* Instruction: Take every line from the listing below that includes "JSON" and copy it.

START Data in this exercise

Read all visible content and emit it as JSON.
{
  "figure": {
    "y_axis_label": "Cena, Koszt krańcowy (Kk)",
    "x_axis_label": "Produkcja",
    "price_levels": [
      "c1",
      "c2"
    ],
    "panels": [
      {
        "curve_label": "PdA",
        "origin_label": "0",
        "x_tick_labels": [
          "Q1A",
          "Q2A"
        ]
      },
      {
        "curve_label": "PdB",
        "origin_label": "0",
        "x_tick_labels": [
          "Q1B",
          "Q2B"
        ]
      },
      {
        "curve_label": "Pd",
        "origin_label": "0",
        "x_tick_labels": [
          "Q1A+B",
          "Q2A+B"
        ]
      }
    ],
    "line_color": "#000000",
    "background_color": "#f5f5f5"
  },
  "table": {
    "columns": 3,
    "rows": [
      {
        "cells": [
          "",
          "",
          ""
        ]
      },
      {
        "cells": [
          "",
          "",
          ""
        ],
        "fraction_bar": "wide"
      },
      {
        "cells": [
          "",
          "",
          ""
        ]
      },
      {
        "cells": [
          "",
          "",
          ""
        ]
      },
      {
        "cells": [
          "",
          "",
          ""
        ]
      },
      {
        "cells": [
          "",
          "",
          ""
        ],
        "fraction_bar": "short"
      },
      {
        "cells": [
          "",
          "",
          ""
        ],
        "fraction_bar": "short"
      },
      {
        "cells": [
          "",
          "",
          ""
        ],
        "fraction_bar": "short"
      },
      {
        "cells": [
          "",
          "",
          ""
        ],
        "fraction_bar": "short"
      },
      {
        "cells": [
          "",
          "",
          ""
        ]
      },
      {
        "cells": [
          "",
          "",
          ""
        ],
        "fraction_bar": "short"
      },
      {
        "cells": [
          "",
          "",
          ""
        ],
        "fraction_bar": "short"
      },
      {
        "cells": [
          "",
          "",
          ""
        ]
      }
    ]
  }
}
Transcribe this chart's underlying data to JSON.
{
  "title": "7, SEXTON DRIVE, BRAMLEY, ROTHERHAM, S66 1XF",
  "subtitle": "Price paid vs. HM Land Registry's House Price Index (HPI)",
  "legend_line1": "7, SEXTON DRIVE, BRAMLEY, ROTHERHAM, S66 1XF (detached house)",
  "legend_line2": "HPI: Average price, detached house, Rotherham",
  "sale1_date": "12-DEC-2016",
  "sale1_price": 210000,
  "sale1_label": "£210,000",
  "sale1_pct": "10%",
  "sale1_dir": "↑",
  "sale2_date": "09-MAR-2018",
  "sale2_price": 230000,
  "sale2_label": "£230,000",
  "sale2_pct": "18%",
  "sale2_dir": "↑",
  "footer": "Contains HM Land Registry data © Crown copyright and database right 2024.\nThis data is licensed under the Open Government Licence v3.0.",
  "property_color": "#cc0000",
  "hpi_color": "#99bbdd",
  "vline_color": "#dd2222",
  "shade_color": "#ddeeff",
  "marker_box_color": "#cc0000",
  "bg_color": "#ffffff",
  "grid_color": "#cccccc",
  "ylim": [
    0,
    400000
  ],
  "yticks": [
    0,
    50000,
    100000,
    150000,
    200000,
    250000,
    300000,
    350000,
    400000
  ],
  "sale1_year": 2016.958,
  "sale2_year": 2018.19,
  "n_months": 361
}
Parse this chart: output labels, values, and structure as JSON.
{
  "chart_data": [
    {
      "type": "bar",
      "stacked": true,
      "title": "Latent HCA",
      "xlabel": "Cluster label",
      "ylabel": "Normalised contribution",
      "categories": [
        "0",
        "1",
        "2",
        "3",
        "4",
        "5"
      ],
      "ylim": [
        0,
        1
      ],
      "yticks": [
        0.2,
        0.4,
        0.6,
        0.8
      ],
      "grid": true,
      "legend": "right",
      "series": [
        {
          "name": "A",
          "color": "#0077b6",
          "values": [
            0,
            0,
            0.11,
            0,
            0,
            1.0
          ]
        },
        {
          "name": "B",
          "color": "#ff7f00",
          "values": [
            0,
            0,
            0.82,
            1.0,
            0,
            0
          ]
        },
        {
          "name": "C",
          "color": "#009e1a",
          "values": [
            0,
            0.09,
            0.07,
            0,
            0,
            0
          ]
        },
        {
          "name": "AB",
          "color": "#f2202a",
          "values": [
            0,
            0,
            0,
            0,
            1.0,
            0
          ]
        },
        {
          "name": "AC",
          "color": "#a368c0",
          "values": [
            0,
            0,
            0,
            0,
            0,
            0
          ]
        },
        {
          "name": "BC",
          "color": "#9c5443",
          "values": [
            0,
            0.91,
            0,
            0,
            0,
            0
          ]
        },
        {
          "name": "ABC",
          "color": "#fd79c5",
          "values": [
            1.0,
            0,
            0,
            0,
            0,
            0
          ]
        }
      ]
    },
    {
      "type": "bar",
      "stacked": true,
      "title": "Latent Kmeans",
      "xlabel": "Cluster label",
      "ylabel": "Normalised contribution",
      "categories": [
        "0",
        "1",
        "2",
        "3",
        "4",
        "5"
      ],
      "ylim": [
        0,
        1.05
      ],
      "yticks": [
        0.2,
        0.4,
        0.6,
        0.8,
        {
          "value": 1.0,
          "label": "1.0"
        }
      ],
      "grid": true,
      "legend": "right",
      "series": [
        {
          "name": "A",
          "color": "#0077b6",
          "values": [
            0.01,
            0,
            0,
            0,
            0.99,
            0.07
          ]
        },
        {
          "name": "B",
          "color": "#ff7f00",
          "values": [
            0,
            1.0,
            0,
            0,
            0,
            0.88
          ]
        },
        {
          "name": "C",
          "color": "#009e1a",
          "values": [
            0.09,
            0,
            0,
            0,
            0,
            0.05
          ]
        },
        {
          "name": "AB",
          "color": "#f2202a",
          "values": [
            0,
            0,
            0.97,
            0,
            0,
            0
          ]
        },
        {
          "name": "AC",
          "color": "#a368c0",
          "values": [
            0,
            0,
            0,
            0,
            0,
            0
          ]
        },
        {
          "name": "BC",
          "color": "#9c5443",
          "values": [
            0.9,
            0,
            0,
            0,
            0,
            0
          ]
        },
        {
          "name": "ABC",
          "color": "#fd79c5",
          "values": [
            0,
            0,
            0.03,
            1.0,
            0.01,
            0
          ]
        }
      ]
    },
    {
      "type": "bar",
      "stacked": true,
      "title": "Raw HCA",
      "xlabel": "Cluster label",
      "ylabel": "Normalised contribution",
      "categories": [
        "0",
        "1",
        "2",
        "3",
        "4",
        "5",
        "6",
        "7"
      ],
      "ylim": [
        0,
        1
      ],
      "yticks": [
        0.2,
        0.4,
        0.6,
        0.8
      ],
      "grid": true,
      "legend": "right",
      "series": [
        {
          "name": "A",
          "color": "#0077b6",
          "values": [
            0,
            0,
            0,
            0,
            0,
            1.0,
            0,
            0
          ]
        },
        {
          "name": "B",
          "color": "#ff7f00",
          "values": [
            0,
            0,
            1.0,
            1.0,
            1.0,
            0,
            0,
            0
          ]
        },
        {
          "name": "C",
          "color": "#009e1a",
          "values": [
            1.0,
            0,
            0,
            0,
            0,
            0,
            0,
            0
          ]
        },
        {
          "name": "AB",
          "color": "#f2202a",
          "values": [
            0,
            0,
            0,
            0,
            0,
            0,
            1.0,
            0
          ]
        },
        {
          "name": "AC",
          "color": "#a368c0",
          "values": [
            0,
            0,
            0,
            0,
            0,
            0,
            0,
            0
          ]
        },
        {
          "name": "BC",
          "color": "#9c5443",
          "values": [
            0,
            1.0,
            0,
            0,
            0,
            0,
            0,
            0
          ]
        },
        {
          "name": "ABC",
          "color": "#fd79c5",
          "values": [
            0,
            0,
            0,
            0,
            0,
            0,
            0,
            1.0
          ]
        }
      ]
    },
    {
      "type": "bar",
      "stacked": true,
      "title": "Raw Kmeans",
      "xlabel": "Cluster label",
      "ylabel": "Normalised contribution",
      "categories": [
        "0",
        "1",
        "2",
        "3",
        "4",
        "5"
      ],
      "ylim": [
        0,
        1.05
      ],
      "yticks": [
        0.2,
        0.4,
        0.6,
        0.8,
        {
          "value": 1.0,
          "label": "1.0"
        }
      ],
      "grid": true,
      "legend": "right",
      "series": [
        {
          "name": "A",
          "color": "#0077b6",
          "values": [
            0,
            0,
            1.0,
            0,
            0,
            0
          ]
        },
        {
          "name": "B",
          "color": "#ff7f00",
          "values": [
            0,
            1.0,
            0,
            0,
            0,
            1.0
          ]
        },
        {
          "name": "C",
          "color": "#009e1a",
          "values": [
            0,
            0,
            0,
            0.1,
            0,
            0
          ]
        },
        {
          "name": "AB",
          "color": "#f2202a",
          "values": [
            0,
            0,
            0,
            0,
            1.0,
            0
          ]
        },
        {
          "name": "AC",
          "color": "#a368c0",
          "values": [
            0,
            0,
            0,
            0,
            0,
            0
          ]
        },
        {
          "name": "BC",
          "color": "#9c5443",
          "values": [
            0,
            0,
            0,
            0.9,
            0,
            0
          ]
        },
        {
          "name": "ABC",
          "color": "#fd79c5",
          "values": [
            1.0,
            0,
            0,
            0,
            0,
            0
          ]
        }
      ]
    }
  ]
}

END Data in this exercise

* Solution below:
Read all visible content and emit it as JSON.
Transcribe this chart's underlying data to JSON.
Parse this chart: output labels, values, and structure as JSON.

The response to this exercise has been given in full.